Lines of data:
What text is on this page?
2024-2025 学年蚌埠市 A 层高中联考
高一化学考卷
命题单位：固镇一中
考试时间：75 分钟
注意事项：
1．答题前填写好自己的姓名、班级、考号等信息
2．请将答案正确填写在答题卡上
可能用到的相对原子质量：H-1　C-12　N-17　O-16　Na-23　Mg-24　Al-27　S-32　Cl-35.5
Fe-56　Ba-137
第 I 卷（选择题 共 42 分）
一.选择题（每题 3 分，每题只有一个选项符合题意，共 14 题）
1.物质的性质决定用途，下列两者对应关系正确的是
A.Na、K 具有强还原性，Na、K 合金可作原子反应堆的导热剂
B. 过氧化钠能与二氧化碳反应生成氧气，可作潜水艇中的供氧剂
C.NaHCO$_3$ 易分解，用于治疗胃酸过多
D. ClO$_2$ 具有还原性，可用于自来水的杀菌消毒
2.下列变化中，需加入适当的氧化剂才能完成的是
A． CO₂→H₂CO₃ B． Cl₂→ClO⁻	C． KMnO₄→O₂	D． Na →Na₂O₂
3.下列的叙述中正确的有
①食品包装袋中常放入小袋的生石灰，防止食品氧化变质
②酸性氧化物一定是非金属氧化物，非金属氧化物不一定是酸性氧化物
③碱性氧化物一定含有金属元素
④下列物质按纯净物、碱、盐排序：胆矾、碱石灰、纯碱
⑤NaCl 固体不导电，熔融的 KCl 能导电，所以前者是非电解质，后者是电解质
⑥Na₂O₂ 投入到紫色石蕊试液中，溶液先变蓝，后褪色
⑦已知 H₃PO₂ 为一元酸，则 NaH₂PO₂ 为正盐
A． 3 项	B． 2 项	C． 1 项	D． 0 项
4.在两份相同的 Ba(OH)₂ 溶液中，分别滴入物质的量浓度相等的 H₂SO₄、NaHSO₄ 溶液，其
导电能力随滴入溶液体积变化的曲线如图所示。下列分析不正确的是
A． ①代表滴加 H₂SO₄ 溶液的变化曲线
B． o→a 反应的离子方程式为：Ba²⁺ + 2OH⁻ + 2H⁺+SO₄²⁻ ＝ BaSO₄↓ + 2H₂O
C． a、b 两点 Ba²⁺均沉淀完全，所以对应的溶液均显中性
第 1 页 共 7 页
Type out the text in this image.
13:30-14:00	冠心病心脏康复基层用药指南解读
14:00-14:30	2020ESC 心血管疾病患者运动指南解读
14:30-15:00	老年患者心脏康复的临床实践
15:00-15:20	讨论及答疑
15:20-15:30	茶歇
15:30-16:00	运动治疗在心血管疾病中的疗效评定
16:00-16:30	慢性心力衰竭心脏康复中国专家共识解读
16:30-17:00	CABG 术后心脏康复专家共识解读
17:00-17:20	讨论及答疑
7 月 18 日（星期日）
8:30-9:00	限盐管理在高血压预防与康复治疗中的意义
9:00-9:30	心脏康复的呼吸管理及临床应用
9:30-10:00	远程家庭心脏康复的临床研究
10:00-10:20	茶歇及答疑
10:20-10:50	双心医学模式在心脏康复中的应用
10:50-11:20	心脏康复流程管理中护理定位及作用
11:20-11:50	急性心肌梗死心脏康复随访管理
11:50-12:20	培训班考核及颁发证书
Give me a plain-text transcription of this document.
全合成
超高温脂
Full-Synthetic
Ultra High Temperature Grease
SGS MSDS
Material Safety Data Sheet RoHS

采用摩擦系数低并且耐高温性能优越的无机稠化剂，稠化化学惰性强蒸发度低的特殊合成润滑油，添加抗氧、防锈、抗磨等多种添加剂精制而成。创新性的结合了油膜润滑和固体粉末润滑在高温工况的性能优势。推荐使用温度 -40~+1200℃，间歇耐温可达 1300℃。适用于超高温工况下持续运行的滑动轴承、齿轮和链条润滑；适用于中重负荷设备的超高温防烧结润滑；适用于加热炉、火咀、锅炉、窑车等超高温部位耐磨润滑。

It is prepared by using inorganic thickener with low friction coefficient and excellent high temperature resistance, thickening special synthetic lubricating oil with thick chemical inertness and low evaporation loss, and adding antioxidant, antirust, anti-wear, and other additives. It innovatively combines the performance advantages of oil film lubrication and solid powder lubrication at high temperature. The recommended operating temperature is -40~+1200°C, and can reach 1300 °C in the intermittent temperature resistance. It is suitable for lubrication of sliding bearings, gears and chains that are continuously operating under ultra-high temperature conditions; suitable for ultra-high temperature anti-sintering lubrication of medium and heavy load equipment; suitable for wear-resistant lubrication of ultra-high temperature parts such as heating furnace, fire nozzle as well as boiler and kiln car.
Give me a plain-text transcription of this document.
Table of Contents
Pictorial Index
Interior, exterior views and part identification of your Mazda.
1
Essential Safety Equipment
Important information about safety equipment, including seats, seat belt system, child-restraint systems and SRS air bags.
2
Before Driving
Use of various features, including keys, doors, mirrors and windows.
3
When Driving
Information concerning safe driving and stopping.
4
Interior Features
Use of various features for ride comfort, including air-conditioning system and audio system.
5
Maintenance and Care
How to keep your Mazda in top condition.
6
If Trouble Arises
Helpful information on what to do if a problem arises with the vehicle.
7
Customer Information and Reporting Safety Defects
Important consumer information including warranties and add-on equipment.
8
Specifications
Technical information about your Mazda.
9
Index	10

What you are asked to do: Filter out all lines lacking the word "with" and copy the rest.

Solution to this exercise:
It is prepared by using inorganic thickener with low friction coefficient and excellent high temperature resistance, thickening special synthetic lubricating oil with thick chemical inertness and low evaporation loss, and adding antioxidant, antirust, anti-wear, and other additives. It innovatively combines the performance advantages of oil film lubrication and solid powder lubrication at high temperature. The recommended operating temperature is -40~+1200°C, and can reach 1300 °C in the intermittent temperature resistance. It is suitable for lubrication of sliding bearings, gears and chains that are continuously operating under ultra-high temperature conditions; suitable for ultra-high temperature anti-sintering lubrication of medium and heavy load equipment; suitable for wear-resistant lubrication of ultra-high temperature parts such as heating furnace, fire nozzle as well as boiler and kiln car.
Helpful information on what to do if a problem arises with the vehicle.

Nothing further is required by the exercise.